[Given data]:
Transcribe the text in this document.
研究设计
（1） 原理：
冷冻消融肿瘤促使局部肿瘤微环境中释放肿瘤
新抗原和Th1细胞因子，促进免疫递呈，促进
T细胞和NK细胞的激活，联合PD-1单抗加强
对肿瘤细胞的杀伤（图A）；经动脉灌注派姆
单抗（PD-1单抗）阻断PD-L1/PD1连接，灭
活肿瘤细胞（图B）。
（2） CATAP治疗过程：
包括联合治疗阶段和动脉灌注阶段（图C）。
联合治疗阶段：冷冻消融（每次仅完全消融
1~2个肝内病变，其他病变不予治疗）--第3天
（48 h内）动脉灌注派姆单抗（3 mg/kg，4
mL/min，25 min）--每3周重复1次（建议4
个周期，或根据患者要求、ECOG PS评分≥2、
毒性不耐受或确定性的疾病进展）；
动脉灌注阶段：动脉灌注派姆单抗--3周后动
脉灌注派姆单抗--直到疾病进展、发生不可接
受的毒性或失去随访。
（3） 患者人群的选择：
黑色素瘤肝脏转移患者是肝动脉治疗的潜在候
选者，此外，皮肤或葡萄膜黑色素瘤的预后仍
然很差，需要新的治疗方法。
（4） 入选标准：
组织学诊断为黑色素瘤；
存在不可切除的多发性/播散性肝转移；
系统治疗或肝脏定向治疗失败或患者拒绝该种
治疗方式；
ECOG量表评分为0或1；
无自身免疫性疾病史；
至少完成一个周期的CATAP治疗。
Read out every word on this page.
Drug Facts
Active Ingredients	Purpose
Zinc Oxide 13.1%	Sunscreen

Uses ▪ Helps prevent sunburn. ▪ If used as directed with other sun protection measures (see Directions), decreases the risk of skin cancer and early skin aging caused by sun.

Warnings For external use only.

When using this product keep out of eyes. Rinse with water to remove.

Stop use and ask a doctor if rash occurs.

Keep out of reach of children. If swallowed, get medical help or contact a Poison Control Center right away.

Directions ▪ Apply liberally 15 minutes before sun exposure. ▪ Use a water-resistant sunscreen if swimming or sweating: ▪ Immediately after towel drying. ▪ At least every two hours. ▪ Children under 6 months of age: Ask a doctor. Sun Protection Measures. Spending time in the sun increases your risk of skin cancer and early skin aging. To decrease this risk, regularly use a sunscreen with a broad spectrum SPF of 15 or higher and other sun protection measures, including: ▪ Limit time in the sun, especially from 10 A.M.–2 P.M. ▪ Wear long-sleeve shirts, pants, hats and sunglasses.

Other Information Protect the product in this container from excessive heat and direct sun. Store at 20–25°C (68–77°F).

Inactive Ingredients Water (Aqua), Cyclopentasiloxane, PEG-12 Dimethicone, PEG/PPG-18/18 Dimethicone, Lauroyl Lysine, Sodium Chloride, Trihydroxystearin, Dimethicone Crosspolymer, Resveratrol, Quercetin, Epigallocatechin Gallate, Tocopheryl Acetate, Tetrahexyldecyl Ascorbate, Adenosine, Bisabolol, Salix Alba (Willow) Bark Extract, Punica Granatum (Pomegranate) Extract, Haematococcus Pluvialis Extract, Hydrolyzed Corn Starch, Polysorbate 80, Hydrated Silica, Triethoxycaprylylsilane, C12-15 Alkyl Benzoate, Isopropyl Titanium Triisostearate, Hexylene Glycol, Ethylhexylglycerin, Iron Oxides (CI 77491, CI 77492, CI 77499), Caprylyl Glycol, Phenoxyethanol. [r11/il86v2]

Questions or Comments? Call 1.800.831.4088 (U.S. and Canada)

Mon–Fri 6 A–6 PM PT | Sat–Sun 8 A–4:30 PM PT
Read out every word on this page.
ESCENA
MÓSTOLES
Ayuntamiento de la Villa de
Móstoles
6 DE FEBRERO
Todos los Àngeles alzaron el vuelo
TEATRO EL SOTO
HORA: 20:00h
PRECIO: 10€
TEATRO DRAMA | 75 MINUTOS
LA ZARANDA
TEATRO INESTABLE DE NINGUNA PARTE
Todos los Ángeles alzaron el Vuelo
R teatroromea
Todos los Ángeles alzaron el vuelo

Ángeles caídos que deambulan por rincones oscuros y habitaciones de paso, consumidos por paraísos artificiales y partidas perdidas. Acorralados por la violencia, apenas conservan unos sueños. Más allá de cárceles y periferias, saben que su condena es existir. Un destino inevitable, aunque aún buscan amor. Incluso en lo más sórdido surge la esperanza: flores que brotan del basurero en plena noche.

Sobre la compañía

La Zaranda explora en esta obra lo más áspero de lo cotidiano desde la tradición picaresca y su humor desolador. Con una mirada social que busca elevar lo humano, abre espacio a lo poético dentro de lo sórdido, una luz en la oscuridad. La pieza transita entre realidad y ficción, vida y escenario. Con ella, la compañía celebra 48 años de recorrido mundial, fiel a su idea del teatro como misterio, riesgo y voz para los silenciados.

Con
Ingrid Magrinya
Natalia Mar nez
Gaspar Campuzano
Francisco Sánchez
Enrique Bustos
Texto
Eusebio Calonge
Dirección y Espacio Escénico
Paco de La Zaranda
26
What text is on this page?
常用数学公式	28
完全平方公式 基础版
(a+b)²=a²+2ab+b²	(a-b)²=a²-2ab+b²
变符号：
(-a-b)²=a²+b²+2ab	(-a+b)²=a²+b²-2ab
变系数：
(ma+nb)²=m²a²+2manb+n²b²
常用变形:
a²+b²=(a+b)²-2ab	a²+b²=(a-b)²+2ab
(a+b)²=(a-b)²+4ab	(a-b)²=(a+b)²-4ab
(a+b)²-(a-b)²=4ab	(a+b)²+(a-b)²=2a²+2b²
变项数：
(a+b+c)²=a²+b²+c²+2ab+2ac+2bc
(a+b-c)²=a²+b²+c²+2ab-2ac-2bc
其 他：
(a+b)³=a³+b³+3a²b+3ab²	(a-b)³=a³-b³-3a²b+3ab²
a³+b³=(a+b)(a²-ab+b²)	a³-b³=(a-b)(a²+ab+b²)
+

[Objective]:
Give back all the records exactly as they stand.

[Answer below]:
Transcribe the text in this document.
研究设计
（1） 原理：
冷冻消融肿瘤促使局部肿瘤微环境中释放肿瘤
新抗原和Th1细胞因子，促进免疫递呈，促进
T细胞和NK细胞的激活，联合PD-1单抗加强
对肿瘤细胞的杀伤（图A）；经动脉灌注派姆
单抗（PD-1单抗）阻断PD-L1/PD1连接，灭
活肿瘤细胞（图B）。
（2） CATAP治疗过程：
包括联合治疗阶段和动脉灌注阶段（图C）。
联合治疗阶段：冷冻消融（每次仅完全消融
1~2个肝内病变，其他病变不予治疗）--第3天
（48 h内）动脉灌注派姆单抗（3 mg/kg，4
mL/min，25 min）--每3周重复1次（建议4
个周期，或根据患者要求、ECOG PS评分≥2、
毒性不耐受或确定性的疾病进展）；
动脉灌注阶段：动脉灌注派姆单抗--3周后动
脉灌注派姆单抗--直到疾病进展、发生不可接
受的毒性或失去随访。
（3） 患者人群的选择：
黑色素瘤肝脏转移患者是肝动脉治疗的潜在候
选者，此外，皮肤或葡萄膜黑色素瘤的预后仍
然很差，需要新的治疗方法。
（4） 入选标准：
组织学诊断为黑色素瘤；
存在不可切除的多发性/播散性肝转移；
系统治疗或肝脏定向治疗失败或患者拒绝该种
治疗方式；
ECOG量表评分为0或1；
无自身免疫性疾病史；
至少完成一个周期的CATAP治疗。
Read out every word on this page.
Drug Facts
Active Ingredients	Purpose
Zinc Oxide 13.1%	Sunscreen

Uses ▪ Helps prevent sunburn. ▪ If used as directed with other sun protection measures (see Directions), decreases the risk of skin cancer and early skin aging caused by sun.

Warnings For external use only.

When using this product keep out of eyes. Rinse with water to remove.

Stop use and ask a doctor if rash occurs.

Keep out of reach of children. If swallowed, get medical help or contact a Poison Control Center right away.

Directions ▪ Apply liberally 15 minutes before sun exposure. ▪ Use a water-resistant sunscreen if swimming or sweating: ▪ Immediately after towel drying. ▪ At least every two hours. ▪ Children under 6 months of age: Ask a doctor. Sun Protection Measures. Spending time in the sun increases your risk of skin cancer and early skin aging. To decrease this risk, regularly use a sunscreen with a broad spectrum SPF of 15 or higher and other sun protection measures, including: ▪ Limit time in the sun, especially from 10 A.M.–2 P.M. ▪ Wear long-sleeve shirts, pants, hats and sunglasses.

Other Information Protect the product in this container from excessive heat and direct sun. Store at 20–25°C (68–77°F).

Inactive Ingredients Water (Aqua), Cyclopentasiloxane, PEG-12 Dimethicone, PEG/PPG-18/18 Dimethicone, Lauroyl Lysine, Sodium Chloride, Trihydroxystearin, Dimethicone Crosspolymer, Resveratrol, Quercetin, Epigallocatechin Gallate, Tocopheryl Acetate, Tetrahexyldecyl Ascorbate, Adenosine, Bisabolol, Salix Alba (Willow) Bark Extract, Punica Granatum (Pomegranate) Extract, Haematococcus Pluvialis Extract, Hydrolyzed Corn Starch, Polysorbate 80, Hydrated Silica, Triethoxycaprylylsilane, C12-15 Alkyl Benzoate, Isopropyl Titanium Triisostearate, Hexylene Glycol, Ethylhexylglycerin, Iron Oxides (CI 77491, CI 77492, CI 77499), Caprylyl Glycol, Phenoxyethanol. [r11/il86v2]

Questions or Comments? Call 1.800.831.4088 (U.S. and Canada)

Mon–Fri 6 A–6 PM PT | Sat–Sun 8 A–4:30 PM PT
Read out every word on this page.
ESCENA
MÓSTOLES
Ayuntamiento de la Villa de
Móstoles
6 DE FEBRERO
Todos los Àngeles alzaron el vuelo
TEATRO EL SOTO
HORA: 20:00h
PRECIO: 10€
TEATRO DRAMA | 75 MINUTOS
LA ZARANDA
TEATRO INESTABLE DE NINGUNA PARTE
Todos los Ángeles alzaron el Vuelo
R teatroromea
Todos los Ángeles alzaron el vuelo

Ángeles caídos que deambulan por rincones oscuros y habitaciones de paso, consumidos por paraísos artificiales y partidas perdidas. Acorralados por la violencia, apenas conservan unos sueños. Más allá de cárceles y periferias, saben que su condena es existir. Un destino inevitable, aunque aún buscan amor. Incluso en lo más sórdido surge la esperanza: flores que brotan del basurero en plena noche.

Sobre la compañía

La Zaranda explora en esta obra lo más áspero de lo cotidiano desde la tradición picaresca y su humor desolador. Con una mirada social que busca elevar lo humano, abre espacio a lo poético dentro de lo sórdido, una luz en la oscuridad. La pieza transita entre realidad y ficción, vida y escenario. Con ella, la compañía celebra 48 años de recorrido mundial, fiel a su idea del teatro como misterio, riesgo y voz para los silenciados.

Con
Ingrid Magrinya
Natalia Mar nez
Gaspar Campuzano
Francisco Sánchez
Enrique Bustos
Texto
Eusebio Calonge
Dirección y Espacio Escénico
Paco de La Zaranda
26
What text is on this page?
常用数学公式	28
完全平方公式 基础版
(a+b)²=a²+2ab+b²	(a-b)²=a²-2ab+b²
变符号：
(-a-b)²=a²+b²+2ab	(-a+b)²=a²+b²-2ab
变系数：
(ma+nb)²=m²a²+2manb+n²b²
常用变形:
a²+b²=(a+b)²-2ab	a²+b²=(a-b)²+2ab
(a+b)²=(a-b)²+4ab	(a-b)²=(a+b)²-4ab
(a+b)²-(a-b)²=4ab	(a+b)²+(a-b)²=2a²+2b²
变项数：
(a+b+c)²=a²+b²+c²+2ab+2ac+2bc
(a+b-c)²=a²+b²+c²+2ab-2ac-2bc
其 他：
(a+b)³=a³+b³+3a²b+3ab²	(a-b)³=a³-b³-3a²b+3ab²
a³+b³=(a+b)(a²-ab+b²)	a³-b³=(a-b)(a²+ab+b²)
+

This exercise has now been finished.